Stated exercise ▸
Copy out the entries below precisely; nothing is to be omitted.

Raw records ▸
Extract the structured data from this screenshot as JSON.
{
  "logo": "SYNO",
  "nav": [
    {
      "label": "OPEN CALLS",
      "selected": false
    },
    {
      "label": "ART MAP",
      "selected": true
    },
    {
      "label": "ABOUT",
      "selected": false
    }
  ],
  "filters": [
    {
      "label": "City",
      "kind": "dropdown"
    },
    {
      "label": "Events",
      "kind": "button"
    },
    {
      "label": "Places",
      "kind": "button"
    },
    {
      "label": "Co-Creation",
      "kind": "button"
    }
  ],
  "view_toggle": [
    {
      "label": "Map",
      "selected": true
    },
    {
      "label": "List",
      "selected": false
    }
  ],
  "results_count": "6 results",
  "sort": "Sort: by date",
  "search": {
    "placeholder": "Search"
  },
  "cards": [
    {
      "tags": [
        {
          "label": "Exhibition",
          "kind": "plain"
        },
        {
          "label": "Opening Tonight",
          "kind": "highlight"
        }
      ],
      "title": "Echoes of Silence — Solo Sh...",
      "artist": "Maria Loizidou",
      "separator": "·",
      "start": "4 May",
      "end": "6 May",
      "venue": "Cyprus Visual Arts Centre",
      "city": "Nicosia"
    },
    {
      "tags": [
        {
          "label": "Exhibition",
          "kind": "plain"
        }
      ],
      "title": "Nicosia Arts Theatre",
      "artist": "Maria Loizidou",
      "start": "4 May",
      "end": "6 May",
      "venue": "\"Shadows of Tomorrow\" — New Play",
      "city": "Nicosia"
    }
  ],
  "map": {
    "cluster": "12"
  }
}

Finished answer ▸
Extract the structured data from this screenshot as JSON.
{
  "logo": "SYNO",
  "nav": [
    {
      "label": "OPEN CALLS",
      "selected": false
    },
    {
      "label": "ART MAP",
      "selected": true
    },
    {
      "label": "ABOUT",
      "selected": false
    }
  ],
  "filters": [
    {
      "label": "City",
      "kind": "dropdown"
    },
    {
      "label": "Events",
      "kind": "button"
    },
    {
      "label": "Places",
      "kind": "button"
    },
    {
      "label": "Co-Creation",
      "kind": "button"
    }
  ],
  "view_toggle": [
    {
      "label": "Map",
      "selected": true
    },
    {
      "label": "List",
      "selected": false
    }
  ],
  "results_count": "6 results",
  "sort": "Sort: by date",
  "search": {
    "placeholder": "Search"
  },
  "cards": [
    {
      "tags": [
        {
          "label": "Exhibition",
          "kind": "plain"
        },
        {
          "label": "Opening Tonight",
          "kind": "highlight"
        }
      ],
      "title": "Echoes of Silence — Solo Sh...",
      "artist": "Maria Loizidou",
      "separator": "·",
      "start": "4 May",
      "end": "6 May",
      "venue": "Cyprus Visual Arts Centre",
      "city": "Nicosia"
    },
    {
      "tags": [
        {
          "label": "Exhibition",
          "kind": "plain"
        }
      ],
      "title": "Nicosia Arts Theatre",
      "artist": "Maria Loizidou",
      "start": "4 May",
      "end": "6 May",
      "venue": "\"Shadows of Tomorrow\" — New Play",
      "city": "Nicosia"
    }
  ],
  "map": {
    "cluster": "12"
  }
}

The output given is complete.